Stored data:

## BEGIN

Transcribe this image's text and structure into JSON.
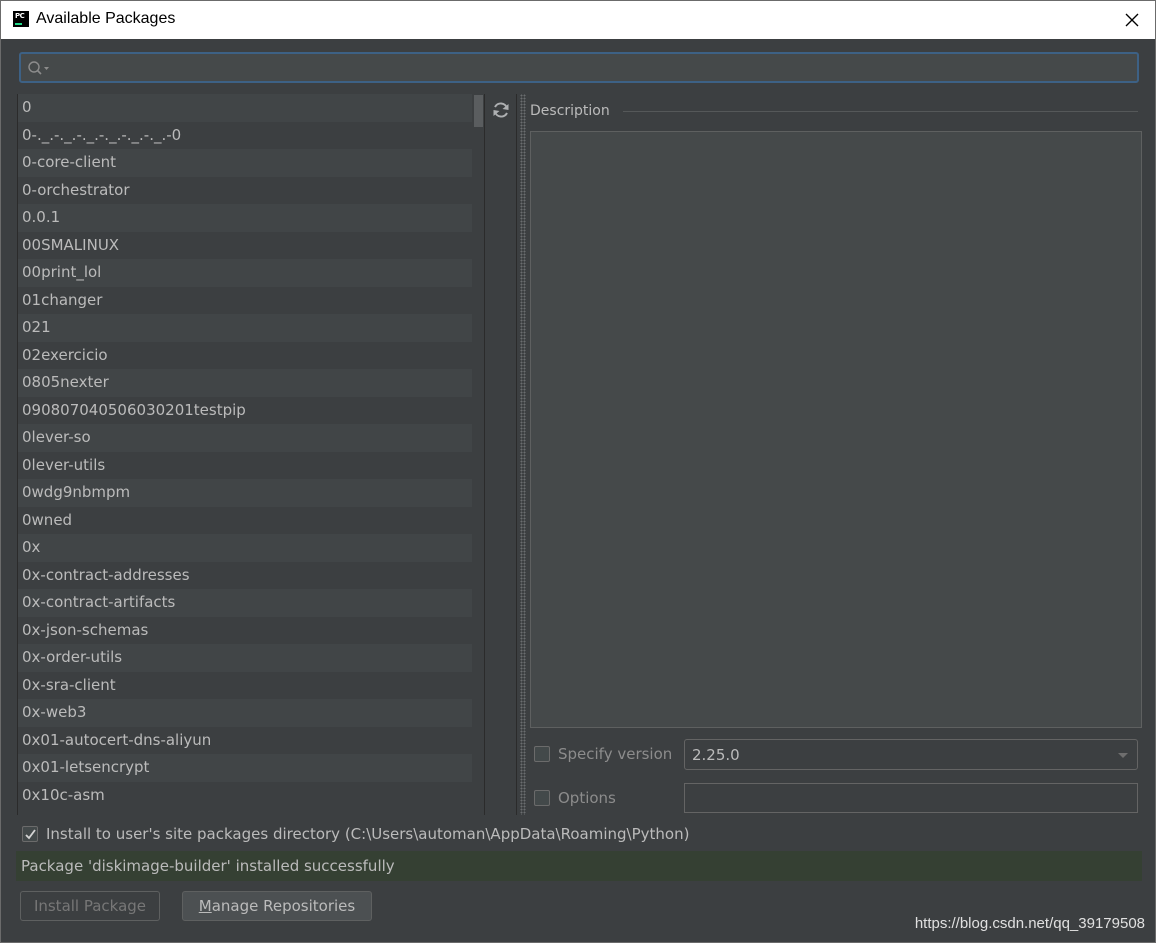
{
  "window": {
    "title": "Available Packages"
  },
  "search": {
    "value": "",
    "placeholder": ""
  },
  "packages": [
    "0",
    "0-._.-._.-._.-._.-._.-._.-0",
    "0-core-client",
    "0-orchestrator",
    "0.0.1",
    "00SMALINUX",
    "00print_lol",
    "01changer",
    "021",
    "02exercicio",
    "0805nexter",
    "090807040506030201testpip",
    "0lever-so",
    "0lever-utils",
    "0wdg9nbmpm",
    "0wned",
    "0x",
    "0x-contract-addresses",
    "0x-contract-artifacts",
    "0x-json-schemas",
    "0x-order-utils",
    "0x-sra-client",
    "0x-web3",
    "0x01-autocert-dns-aliyun",
    "0x01-letsencrypt",
    "0x10c-asm"
  ],
  "description": {
    "label": "Description"
  },
  "specify_version": {
    "label": "Specify version",
    "checked": false,
    "value": "2.25.0"
  },
  "options": {
    "label": "Options",
    "checked": false,
    "value": ""
  },
  "install_to_user": {
    "label": "Install to user's site packages directory (C:\\Users\\automan\\AppData\\Roaming\\Python)",
    "checked": true
  },
  "status": {
    "text": "Package 'diskimage-builder' installed successfully"
  },
  "buttons": {
    "install_label": "Install Package",
    "manage_mnemonic": "M",
    "manage_rest": "anage Repositories"
  },
  "watermark": "https://blog.csdn.net/qq_39179508",
  "colors": {
    "background": "#3c3f41",
    "status_success": "#354033",
    "focus_border": "#3d6185"
  }
}
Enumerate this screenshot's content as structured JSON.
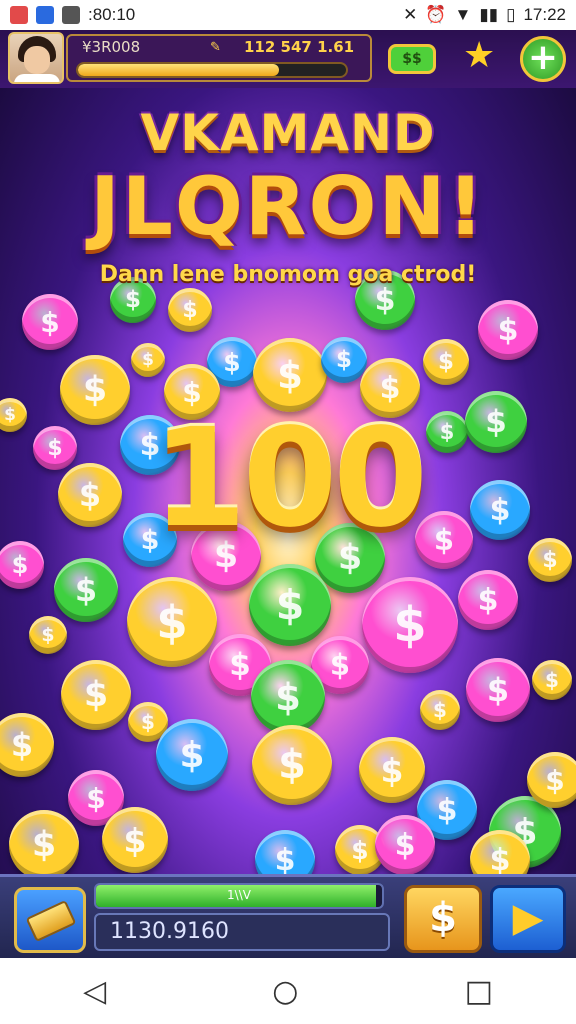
{
  "status_bar": {
    "time_left": ":80:10",
    "time_right": "17:22"
  },
  "hud": {
    "player_name": "¥3R008",
    "score": "112 547 1.61",
    "progress": 0.75,
    "cash_label": "$$",
    "star_icon": "star-icon",
    "plus_icon": "plus-icon"
  },
  "title": {
    "line1": "VKAMAND",
    "line2": "JLQRON!",
    "subtitle": "Dann lene bnomom goa ctrod!"
  },
  "center": {
    "big_number": "100"
  },
  "bottom": {
    "meter_label": "1\\\\V",
    "meter_fill": 0.98,
    "amount": "1130.9160",
    "dollar_label": "$",
    "play_icon": "play-icon"
  },
  "colors": {
    "gold": "#ffcf2e",
    "green": "#3fd040",
    "pink": "#ff4fd0",
    "blue": "#29a8ff",
    "purple_bg": "#3a1680"
  }
}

## END

Description of the task:
Examine the data above and state how many of its lines contain the word "this", with no further remarks.

The answer:
2